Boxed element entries
▽
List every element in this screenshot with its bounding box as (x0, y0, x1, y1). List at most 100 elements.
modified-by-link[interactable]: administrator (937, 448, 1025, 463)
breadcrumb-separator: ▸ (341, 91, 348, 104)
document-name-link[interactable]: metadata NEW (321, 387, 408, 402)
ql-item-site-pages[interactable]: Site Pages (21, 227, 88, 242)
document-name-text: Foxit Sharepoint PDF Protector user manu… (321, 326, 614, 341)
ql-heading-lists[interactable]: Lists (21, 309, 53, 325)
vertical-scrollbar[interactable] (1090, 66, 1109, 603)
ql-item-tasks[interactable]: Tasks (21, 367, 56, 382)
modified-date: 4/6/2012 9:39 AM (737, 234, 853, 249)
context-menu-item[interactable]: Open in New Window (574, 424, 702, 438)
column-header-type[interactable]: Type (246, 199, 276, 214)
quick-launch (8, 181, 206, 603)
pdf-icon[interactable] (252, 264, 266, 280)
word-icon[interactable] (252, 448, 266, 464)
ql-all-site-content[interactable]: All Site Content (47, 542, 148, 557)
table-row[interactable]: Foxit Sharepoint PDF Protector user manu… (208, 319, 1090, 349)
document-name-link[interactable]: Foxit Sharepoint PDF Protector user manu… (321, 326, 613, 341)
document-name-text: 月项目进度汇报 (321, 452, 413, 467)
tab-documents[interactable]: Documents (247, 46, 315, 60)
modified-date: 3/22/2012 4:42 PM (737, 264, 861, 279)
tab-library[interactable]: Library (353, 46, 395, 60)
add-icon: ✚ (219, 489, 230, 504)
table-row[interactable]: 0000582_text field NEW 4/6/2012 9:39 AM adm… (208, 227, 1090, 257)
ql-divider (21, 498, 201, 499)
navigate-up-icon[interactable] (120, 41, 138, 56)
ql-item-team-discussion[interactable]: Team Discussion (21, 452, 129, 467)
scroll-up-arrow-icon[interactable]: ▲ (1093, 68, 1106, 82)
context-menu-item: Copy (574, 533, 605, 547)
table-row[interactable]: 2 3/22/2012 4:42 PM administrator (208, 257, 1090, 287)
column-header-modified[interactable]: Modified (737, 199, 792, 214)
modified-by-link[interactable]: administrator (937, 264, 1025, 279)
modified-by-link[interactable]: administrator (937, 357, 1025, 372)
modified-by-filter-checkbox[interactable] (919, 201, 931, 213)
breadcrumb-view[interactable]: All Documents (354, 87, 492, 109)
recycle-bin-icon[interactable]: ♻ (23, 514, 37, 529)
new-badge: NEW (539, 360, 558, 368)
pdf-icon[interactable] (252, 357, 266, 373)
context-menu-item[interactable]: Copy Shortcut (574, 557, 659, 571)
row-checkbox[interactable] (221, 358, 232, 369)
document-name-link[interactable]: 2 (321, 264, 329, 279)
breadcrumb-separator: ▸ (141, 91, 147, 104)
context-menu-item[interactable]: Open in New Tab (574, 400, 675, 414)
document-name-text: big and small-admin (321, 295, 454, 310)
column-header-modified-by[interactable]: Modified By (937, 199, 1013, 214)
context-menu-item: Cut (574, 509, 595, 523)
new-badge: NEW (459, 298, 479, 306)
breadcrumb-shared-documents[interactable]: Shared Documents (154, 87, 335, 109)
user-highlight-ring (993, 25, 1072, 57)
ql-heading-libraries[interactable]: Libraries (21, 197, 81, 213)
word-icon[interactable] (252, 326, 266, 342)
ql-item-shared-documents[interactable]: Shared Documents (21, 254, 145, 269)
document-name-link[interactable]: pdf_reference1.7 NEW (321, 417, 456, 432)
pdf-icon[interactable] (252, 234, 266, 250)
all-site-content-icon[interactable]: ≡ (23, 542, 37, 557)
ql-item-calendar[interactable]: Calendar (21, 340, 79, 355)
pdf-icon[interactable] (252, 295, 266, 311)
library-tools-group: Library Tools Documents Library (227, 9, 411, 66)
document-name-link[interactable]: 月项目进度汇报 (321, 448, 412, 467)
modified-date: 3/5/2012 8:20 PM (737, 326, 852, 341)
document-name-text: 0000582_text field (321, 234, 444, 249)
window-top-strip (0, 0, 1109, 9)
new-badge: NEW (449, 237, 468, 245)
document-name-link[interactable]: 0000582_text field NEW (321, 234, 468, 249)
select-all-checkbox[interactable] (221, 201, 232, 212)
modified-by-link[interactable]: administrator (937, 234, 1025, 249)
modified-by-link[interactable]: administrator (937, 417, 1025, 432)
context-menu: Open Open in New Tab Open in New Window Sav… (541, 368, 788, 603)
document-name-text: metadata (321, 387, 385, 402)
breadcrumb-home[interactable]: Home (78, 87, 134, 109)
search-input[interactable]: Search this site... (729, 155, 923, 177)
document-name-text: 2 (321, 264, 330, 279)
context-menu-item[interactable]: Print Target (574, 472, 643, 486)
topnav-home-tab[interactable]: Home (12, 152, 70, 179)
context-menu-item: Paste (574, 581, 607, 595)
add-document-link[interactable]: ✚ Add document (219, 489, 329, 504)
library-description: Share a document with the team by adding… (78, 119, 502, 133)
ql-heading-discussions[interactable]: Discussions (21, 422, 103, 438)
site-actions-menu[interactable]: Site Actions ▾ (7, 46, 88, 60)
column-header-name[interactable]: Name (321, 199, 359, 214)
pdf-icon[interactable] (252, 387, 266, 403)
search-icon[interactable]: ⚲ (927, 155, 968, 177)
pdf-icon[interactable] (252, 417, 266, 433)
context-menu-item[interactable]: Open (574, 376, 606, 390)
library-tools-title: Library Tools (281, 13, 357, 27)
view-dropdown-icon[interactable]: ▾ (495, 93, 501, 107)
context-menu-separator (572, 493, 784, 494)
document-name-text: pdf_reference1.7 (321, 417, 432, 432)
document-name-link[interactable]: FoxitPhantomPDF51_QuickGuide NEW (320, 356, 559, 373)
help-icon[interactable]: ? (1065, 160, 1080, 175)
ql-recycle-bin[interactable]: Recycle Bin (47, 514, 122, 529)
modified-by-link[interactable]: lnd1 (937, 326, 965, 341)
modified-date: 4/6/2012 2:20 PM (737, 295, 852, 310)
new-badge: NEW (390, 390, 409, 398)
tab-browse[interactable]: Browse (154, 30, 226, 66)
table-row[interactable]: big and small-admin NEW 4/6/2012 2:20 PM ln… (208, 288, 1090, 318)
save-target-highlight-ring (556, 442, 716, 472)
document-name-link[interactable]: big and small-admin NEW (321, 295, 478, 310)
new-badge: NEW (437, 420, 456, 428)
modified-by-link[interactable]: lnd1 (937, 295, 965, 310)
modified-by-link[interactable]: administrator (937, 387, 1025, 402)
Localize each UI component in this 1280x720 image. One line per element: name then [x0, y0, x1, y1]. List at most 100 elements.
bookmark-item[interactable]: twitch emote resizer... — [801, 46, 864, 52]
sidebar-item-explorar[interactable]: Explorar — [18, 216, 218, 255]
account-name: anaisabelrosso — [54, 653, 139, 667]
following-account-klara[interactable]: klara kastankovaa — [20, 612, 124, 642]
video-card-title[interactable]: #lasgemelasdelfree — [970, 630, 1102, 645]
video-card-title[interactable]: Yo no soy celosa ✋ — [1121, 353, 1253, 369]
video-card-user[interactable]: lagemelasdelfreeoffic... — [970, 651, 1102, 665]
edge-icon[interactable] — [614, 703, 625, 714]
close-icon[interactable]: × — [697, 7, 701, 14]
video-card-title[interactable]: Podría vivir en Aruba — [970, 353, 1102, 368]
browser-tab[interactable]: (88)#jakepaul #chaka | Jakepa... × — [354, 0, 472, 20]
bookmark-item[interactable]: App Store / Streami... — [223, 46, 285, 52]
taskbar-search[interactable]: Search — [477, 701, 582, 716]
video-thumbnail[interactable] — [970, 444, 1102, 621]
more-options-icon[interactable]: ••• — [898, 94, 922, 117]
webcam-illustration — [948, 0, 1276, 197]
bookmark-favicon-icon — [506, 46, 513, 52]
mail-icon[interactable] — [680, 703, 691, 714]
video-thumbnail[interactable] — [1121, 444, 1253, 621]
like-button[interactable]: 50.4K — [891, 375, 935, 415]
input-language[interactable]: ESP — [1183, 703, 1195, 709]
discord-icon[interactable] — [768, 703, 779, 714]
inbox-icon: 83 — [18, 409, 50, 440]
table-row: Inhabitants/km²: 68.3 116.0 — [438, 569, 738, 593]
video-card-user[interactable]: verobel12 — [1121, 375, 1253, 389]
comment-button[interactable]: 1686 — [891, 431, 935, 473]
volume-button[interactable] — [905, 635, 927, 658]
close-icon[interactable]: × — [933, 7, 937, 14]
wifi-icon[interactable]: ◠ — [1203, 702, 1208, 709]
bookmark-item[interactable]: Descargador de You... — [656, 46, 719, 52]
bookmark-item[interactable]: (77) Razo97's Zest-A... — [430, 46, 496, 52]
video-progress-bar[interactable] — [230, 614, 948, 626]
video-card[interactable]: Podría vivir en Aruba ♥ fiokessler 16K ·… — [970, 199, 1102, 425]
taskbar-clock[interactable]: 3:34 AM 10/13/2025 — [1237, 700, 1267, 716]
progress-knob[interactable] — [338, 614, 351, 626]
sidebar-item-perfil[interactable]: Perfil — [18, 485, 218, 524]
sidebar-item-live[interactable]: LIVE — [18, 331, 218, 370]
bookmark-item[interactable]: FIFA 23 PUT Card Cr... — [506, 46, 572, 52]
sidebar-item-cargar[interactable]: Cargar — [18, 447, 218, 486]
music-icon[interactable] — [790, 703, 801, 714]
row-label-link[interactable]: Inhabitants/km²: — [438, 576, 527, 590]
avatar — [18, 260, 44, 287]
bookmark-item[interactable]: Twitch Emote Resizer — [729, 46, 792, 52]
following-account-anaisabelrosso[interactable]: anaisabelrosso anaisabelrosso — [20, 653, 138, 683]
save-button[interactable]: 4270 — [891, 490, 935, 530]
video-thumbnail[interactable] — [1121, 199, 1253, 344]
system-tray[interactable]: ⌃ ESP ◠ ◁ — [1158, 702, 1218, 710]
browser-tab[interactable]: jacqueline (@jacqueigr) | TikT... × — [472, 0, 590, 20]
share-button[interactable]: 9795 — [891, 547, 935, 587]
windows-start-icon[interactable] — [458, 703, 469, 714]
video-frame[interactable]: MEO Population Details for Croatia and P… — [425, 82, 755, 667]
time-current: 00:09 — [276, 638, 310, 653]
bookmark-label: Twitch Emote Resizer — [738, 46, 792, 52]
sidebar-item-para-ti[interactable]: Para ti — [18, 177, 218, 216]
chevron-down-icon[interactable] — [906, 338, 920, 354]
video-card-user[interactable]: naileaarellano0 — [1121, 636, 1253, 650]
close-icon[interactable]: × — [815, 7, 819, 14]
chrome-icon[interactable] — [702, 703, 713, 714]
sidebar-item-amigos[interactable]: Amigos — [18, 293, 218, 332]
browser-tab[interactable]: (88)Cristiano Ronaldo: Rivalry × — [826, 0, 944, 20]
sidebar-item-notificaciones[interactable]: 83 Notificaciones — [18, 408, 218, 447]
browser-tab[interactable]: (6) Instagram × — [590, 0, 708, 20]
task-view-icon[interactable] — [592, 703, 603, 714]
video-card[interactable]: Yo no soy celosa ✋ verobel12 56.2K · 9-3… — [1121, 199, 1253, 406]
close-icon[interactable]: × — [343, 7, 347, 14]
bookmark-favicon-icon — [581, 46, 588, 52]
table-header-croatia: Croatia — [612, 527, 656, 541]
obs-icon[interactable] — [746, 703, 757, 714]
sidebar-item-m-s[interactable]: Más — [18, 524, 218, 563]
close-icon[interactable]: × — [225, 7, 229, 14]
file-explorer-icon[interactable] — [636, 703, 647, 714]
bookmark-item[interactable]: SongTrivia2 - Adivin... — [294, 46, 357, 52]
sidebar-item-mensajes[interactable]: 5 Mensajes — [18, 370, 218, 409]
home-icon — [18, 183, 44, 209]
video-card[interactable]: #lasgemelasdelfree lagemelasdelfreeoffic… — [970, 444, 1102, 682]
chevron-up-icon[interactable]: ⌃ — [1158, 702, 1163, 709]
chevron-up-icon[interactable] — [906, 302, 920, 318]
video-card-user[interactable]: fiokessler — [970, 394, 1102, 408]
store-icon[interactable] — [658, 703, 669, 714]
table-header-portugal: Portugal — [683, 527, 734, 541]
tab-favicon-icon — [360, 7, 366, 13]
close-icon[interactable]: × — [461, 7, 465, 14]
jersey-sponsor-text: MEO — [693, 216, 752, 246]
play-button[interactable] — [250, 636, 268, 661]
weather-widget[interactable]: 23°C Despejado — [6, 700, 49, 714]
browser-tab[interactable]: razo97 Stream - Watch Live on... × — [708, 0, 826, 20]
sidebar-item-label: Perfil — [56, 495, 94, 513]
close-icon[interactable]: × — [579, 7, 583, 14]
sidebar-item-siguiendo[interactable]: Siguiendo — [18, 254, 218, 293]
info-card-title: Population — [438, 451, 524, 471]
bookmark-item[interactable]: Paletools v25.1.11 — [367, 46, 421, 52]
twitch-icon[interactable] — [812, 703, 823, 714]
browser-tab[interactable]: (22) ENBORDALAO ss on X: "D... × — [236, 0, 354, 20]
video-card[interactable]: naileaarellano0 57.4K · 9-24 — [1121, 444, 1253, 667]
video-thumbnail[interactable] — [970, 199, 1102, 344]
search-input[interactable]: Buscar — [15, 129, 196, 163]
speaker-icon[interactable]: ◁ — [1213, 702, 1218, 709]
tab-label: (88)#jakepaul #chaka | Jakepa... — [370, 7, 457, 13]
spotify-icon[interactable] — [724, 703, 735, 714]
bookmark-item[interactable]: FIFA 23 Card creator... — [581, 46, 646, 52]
△
■ **What you need to do**
Collect each line of the data above that contains the string "button".

■ **Solution for this problem**
like-button[interactable]: 50.4K — [891, 375, 935, 415]
comment-button[interactable]: 1686 — [891, 431, 935, 473]
volume-button[interactable] — [905, 635, 927, 658]
save-button[interactable]: 4270 — [891, 490, 935, 530]
share-button[interactable]: 9795 — [891, 547, 935, 587]
play-button[interactable] — [250, 636, 268, 661]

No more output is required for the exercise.